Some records
..........

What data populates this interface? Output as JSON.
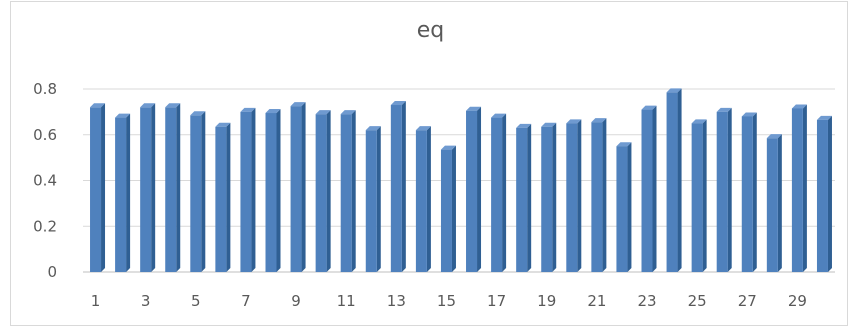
{
  "chart_data": {
    "type": "bar",
    "title": "eq",
    "xlabel": "",
    "ylabel": "",
    "ylim": [
      0,
      0.8
    ],
    "yticks": [
      0,
      0.2,
      0.4,
      0.6,
      0.8
    ],
    "ytick_labels": [
      "0",
      "0.2",
      "0.4",
      "0.6",
      "0.8"
    ],
    "categories": [
      "1",
      "2",
      "3",
      "4",
      "5",
      "6",
      "7",
      "8",
      "9",
      "10",
      "11",
      "12",
      "13",
      "14",
      "15",
      "16",
      "17",
      "18",
      "19",
      "20",
      "21",
      "22",
      "23",
      "24",
      "25",
      "26",
      "27",
      "28",
      "29",
      "30"
    ],
    "xtick_labels": [
      "1",
      "3",
      "5",
      "7",
      "9",
      "11",
      "13",
      "15",
      "17",
      "19",
      "21",
      "23",
      "25",
      "27",
      "29"
    ],
    "values": [
      0.72,
      0.675,
      0.72,
      0.72,
      0.685,
      0.635,
      0.7,
      0.695,
      0.725,
      0.69,
      0.69,
      0.62,
      0.73,
      0.62,
      0.535,
      0.705,
      0.675,
      0.63,
      0.635,
      0.65,
      0.655,
      0.55,
      0.71,
      0.785,
      0.65,
      0.7,
      0.68,
      0.585,
      0.715,
      0.665
    ],
    "grid": true,
    "legend": "none",
    "bar_color": "#4f81bd"
  }
}
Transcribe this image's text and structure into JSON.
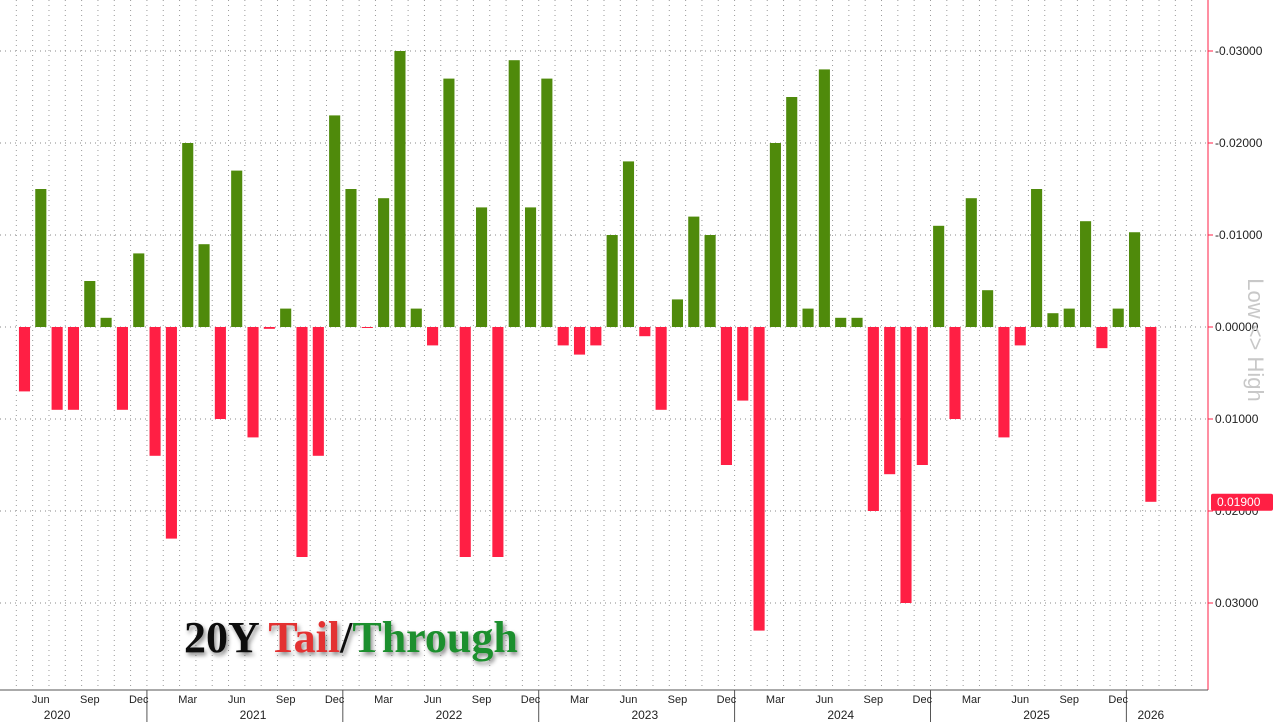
{
  "chart_data": {
    "type": "bar",
    "title": {
      "part1": "20Y ",
      "part2": "Tail",
      "part3": "/",
      "part4": "Through"
    },
    "ylabel": "Low <> High",
    "ylim": [
      -0.034,
      0.035
    ],
    "y_inverted": true,
    "y_ticks": [
      -0.03,
      -0.02,
      -0.01,
      0.0,
      0.01,
      0.02,
      0.03
    ],
    "y_tick_labels": [
      "-0.03000",
      "-0.02000",
      "-0.01000",
      "0.00000",
      "0.01000",
      "0.02000",
      "0.03000"
    ],
    "grid": true,
    "colors": {
      "tail": "#ff1f44",
      "through": "#4f8a0b",
      "title_tail": "#e33333",
      "title_through": "#1f8f2e",
      "title_black": "#111111"
    },
    "last_value": {
      "value": 0.019,
      "label": "0.01900"
    },
    "x_month_labels": [
      {
        "label": "Jun",
        "month": "2020-06"
      },
      {
        "label": "Sep",
        "month": "2020-09"
      },
      {
        "label": "Dec",
        "month": "2020-12"
      },
      {
        "label": "Mar",
        "month": "2021-03"
      },
      {
        "label": "Jun",
        "month": "2021-06"
      },
      {
        "label": "Sep",
        "month": "2021-09"
      },
      {
        "label": "Dec",
        "month": "2021-12"
      },
      {
        "label": "Mar",
        "month": "2022-03"
      },
      {
        "label": "Jun",
        "month": "2022-06"
      },
      {
        "label": "Sep",
        "month": "2022-09"
      },
      {
        "label": "Dec",
        "month": "2022-12"
      },
      {
        "label": "Mar",
        "month": "2023-03"
      },
      {
        "label": "Jun",
        "month": "2023-06"
      },
      {
        "label": "Sep",
        "month": "2023-09"
      },
      {
        "label": "Dec",
        "month": "2023-12"
      },
      {
        "label": "Mar",
        "month": "2024-03"
      },
      {
        "label": "Jun",
        "month": "2024-06"
      },
      {
        "label": "Sep",
        "month": "2024-09"
      },
      {
        "label": "Dec",
        "month": "2024-12"
      },
      {
        "label": "Mar",
        "month": "2025-03"
      },
      {
        "label": "Jun",
        "month": "2025-06"
      },
      {
        "label": "Sep",
        "month": "2025-09"
      },
      {
        "label": "Dec",
        "month": "2025-12"
      }
    ],
    "x_year_labels": [
      {
        "label": "2020",
        "month": "2020-07",
        "start": "2020-01"
      },
      {
        "label": "2021",
        "month": "2021-07",
        "start": "2021-01"
      },
      {
        "label": "2022",
        "month": "2022-07",
        "start": "2022-01"
      },
      {
        "label": "2023",
        "month": "2023-07",
        "start": "2023-01"
      },
      {
        "label": "2024",
        "month": "2024-07",
        "start": "2024-01"
      },
      {
        "label": "2025",
        "month": "2025-07",
        "start": "2025-01"
      },
      {
        "label": "2026",
        "month": "2026-02",
        "start": "2026-01"
      }
    ],
    "x_range": [
      "2020-04",
      "2026-05"
    ],
    "categories": [
      "2020-05",
      "2020-06",
      "2020-07",
      "2020-08",
      "2020-09",
      "2020-10",
      "2020-11",
      "2020-12",
      "2021-01",
      "2021-02",
      "2021-03",
      "2021-04",
      "2021-05",
      "2021-06",
      "2021-07",
      "2021-08",
      "2021-09",
      "2021-10",
      "2021-11",
      "2021-12",
      "2022-01",
      "2022-02",
      "2022-03",
      "2022-04",
      "2022-05",
      "2022-06",
      "2022-07",
      "2022-08",
      "2022-09",
      "2022-10",
      "2022-11",
      "2022-12",
      "2023-01",
      "2023-02",
      "2023-03",
      "2023-04",
      "2023-05",
      "2023-06",
      "2023-07",
      "2023-08",
      "2023-09",
      "2023-10",
      "2023-11",
      "2023-12",
      "2024-01",
      "2024-02",
      "2024-03",
      "2024-04",
      "2024-05",
      "2024-06",
      "2024-07",
      "2024-08",
      "2024-09",
      "2024-10",
      "2024-11",
      "2024-12",
      "2025-01",
      "2025-02",
      "2025-03",
      "2025-04",
      "2025-05",
      "2025-06",
      "2025-07",
      "2025-08",
      "2025-09",
      "2025-10",
      "2025-11",
      "2025-12",
      "2026-01",
      "2026-02"
    ],
    "values": [
      0.007,
      -0.015,
      0.009,
      0.009,
      -0.005,
      -0.001,
      0.009,
      -0.008,
      0.014,
      0.023,
      -0.02,
      -0.009,
      0.01,
      -0.017,
      0.012,
      0.0002,
      -0.002,
      0.025,
      0.014,
      -0.023,
      -0.015,
      0.0001,
      -0.014,
      -0.03,
      -0.002,
      0.002,
      -0.027,
      0.025,
      -0.013,
      0.025,
      -0.029,
      -0.013,
      -0.027,
      0.002,
      0.003,
      0.002,
      -0.01,
      -0.018,
      0.001,
      0.009,
      -0.003,
      -0.012,
      -0.01,
      0.015,
      0.008,
      0.033,
      -0.02,
      -0.025,
      -0.002,
      -0.028,
      -0.001,
      -0.001,
      0.02,
      0.016,
      0.03,
      0.015,
      -0.011,
      0.01,
      -0.014,
      -0.004,
      0.012,
      0.002,
      -0.015,
      -0.0015,
      -0.002,
      -0.0115,
      0.0023,
      -0.002,
      -0.0103,
      0.019
    ]
  }
}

..........

WHAT THE EXERCISE ASKS: Give every record again exactly, apart from the pictures, which stay out.

RESULT FOR THIS TASK:
What data populates this interface? Output as JSON.
{
  "chart_data": {
    "type": "bar",
    "title": "eq",
    "xlabel": "",
    "ylabel": "",
    "ylim": [
      0,
      0.8
    ],
    "yticks": [
      0,
      0.2,
      0.4,
      0.6,
      0.8
    ],
    "ytick_labels": [
      "0",
      "0.2",
      "0.4",
      "0.6",
      "0.8"
    ],
    "categories": [
      "1",
      "2",
      "3",
      "4",
      "5",
      "6",
      "7",
      "8",
      "9",
      "10",
      "11",
      "12",
      "13",
      "14",
      "15",
      "16",
      "17",
      "18",
      "19",
      "20",
      "21",
      "22",
      "23",
      "24",
      "25",
      "26",
      "27",
      "28",
      "29",
      "30"
    ],
    "xtick_labels": [
      "1",
      "3",
      "5",
      "7",
      "9",
      "11",
      "13",
      "15",
      "17",
      "19",
      "21",
      "23",
      "25",
      "27",
      "29"
    ],
    "values": [
      0.72,
      0.675,
      0.72,
      0.72,
      0.685,
      0.635,
      0.7,
      0.695,
      0.725,
      0.69,
      0.69,
      0.62,
      0.73,
      0.62,
      0.535,
      0.705,
      0.675,
      0.63,
      0.635,
      0.65,
      0.655,
      0.55,
      0.71,
      0.785,
      0.65,
      0.7,
      0.68,
      0.585,
      0.715,
      0.665
    ],
    "grid": true,
    "legend": "none",
    "bar_color": "#4f81bd"
  }
}
Transcribe this image's text and structure into JSON.
{
  "chart_data": {
    "type": "bar",
    "title": {
      "part1": "20Y ",
      "part2": "Tail",
      "part3": "/",
      "part4": "Through"
    },
    "ylabel": "Low <> High",
    "ylim": [
      -0.034,
      0.035
    ],
    "y_inverted": true,
    "y_ticks": [
      -0.03,
      -0.02,
      -0.01,
      0.0,
      0.01,
      0.02,
      0.03
    ],
    "y_tick_labels": [
      "-0.03000",
      "-0.02000",
      "-0.01000",
      "0.00000",
      "0.01000",
      "0.02000",
      "0.03000"
    ],
    "grid": true,
    "colors": {
      "tail": "#ff1f44",
      "through": "#4f8a0b",
      "title_tail": "#e33333",
      "title_through": "#1f8f2e",
      "title_black": "#111111"
    },
    "last_value": {
      "value": 0.019,
      "label": "0.01900"
    },
    "x_month_labels": [
      {
        "label": "Jun",
        "month": "2020-06"
      },
      {
        "label": "Sep",
        "month": "2020-09"
      },
      {
        "label": "Dec",
        "month": "2020-12"
      },
      {
        "label": "Mar",
        "month": "2021-03"
      },
      {
        "label": "Jun",
        "month": "2021-06"
      },
      {
        "label": "Sep",
        "month": "2021-09"
      },
      {
        "label": "Dec",
        "month": "2021-12"
      },
      {
        "label": "Mar",
        "month": "2022-03"
      },
      {
        "label": "Jun",
        "month": "2022-06"
      },
      {
        "label": "Sep",
        "month": "2022-09"
      },
      {
        "label": "Dec",
        "month": "2022-12"
      },
      {
        "label": "Mar",
        "month": "2023-03"
      },
      {
        "label": "Jun",
        "month": "2023-06"
      },
      {
        "label": "Sep",
        "month": "2023-09"
      },
      {
        "label": "Dec",
        "month": "2023-12"
      },
      {
        "label": "Mar",
        "month": "2024-03"
      },
      {
        "label": "Jun",
        "month": "2024-06"
      },
      {
        "label": "Sep",
        "month": "2024-09"
      },
      {
        "label": "Dec",
        "month": "2024-12"
      },
      {
        "label": "Mar",
        "month": "2025-03"
      },
      {
        "label": "Jun",
        "month": "2025-06"
      },
      {
        "label": "Sep",
        "month": "2025-09"
      },
      {
        "label": "Dec",
        "month": "2025-12"
      }
    ],
    "x_year_labels": [
      {
        "label": "2020",
        "month": "2020-07",
        "start": "2020-01"
      },
      {
        "label": "2021",
        "month": "2021-07",
        "start": "2021-01"
      },
      {
        "label": "2022",
        "month": "2022-07",
        "start": "2022-01"
      },
      {
        "label": "2023",
        "month": "2023-07",
        "start": "2023-01"
      },
      {
        "label": "2024",
        "month": "2024-07",
        "start": "2024-01"
      },
      {
        "label": "2025",
        "month": "2025-07",
        "start": "2025-01"
      },
      {
        "label": "2026",
        "month": "2026-02",
        "start": "2026-01"
      }
    ],
    "x_range": [
      "2020-04",
      "2026-05"
    ],
    "categories": [
      "2020-05",
      "2020-06",
      "2020-07",
      "2020-08",
      "2020-09",
      "2020-10",
      "2020-11",
      "2020-12",
      "2021-01",
      "2021-02",
      "2021-03",
      "2021-04",
      "2021-05",
      "2021-06",
      "2021-07",
      "2021-08",
      "2021-09",
      "2021-10",
      "2021-11",
      "2021-12",
      "2022-01",
      "2022-02",
      "2022-03",
      "2022-04",
      "2022-05",
      "2022-06",
      "2022-07",
      "2022-08",
      "2022-09",
      "2022-10",
      "2022-11",
      "2022-12",
      "2023-01",
      "2023-02",
      "2023-03",
      "2023-04",
      "2023-05",
      "2023-06",
      "2023-07",
      "2023-08",
      "2023-09",
      "2023-10",
      "2023-11",
      "2023-12",
      "2024-01",
      "2024-02",
      "2024-03",
      "2024-04",
      "2024-05",
      "2024-06",
      "2024-07",
      "2024-08",
      "2024-09",
      "2024-10",
      "2024-11",
      "2024-12",
      "2025-01",
      "2025-02",
      "2025-03",
      "2025-04",
      "2025-05",
      "2025-06",
      "2025-07",
      "2025-08",
      "2025-09",
      "2025-10",
      "2025-11",
      "2025-12",
      "2026-01",
      "2026-02"
    ],
    "values": [
      0.007,
      -0.015,
      0.009,
      0.009,
      -0.005,
      -0.001,
      0.009,
      -0.008,
      0.014,
      0.023,
      -0.02,
      -0.009,
      0.01,
      -0.017,
      0.012,
      0.0002,
      -0.002,
      0.025,
      0.014,
      -0.023,
      -0.015,
      0.0001,
      -0.014,
      -0.03,
      -0.002,
      0.002,
      -0.027,
      0.025,
      -0.013,
      0.025,
      -0.029,
      -0.013,
      -0.027,
      0.002,
      0.003,
      0.002,
      -0.01,
      -0.018,
      0.001,
      0.009,
      -0.003,
      -0.012,
      -0.01,
      0.015,
      0.008,
      0.033,
      -0.02,
      -0.025,
      -0.002,
      -0.028,
      -0.001,
      -0.001,
      0.02,
      0.016,
      0.03,
      0.015,
      -0.011,
      0.01,
      -0.014,
      -0.004,
      0.012,
      0.002,
      -0.015,
      -0.0015,
      -0.002,
      -0.0115,
      0.0023,
      -0.002,
      -0.0103,
      0.019
    ]
  }
}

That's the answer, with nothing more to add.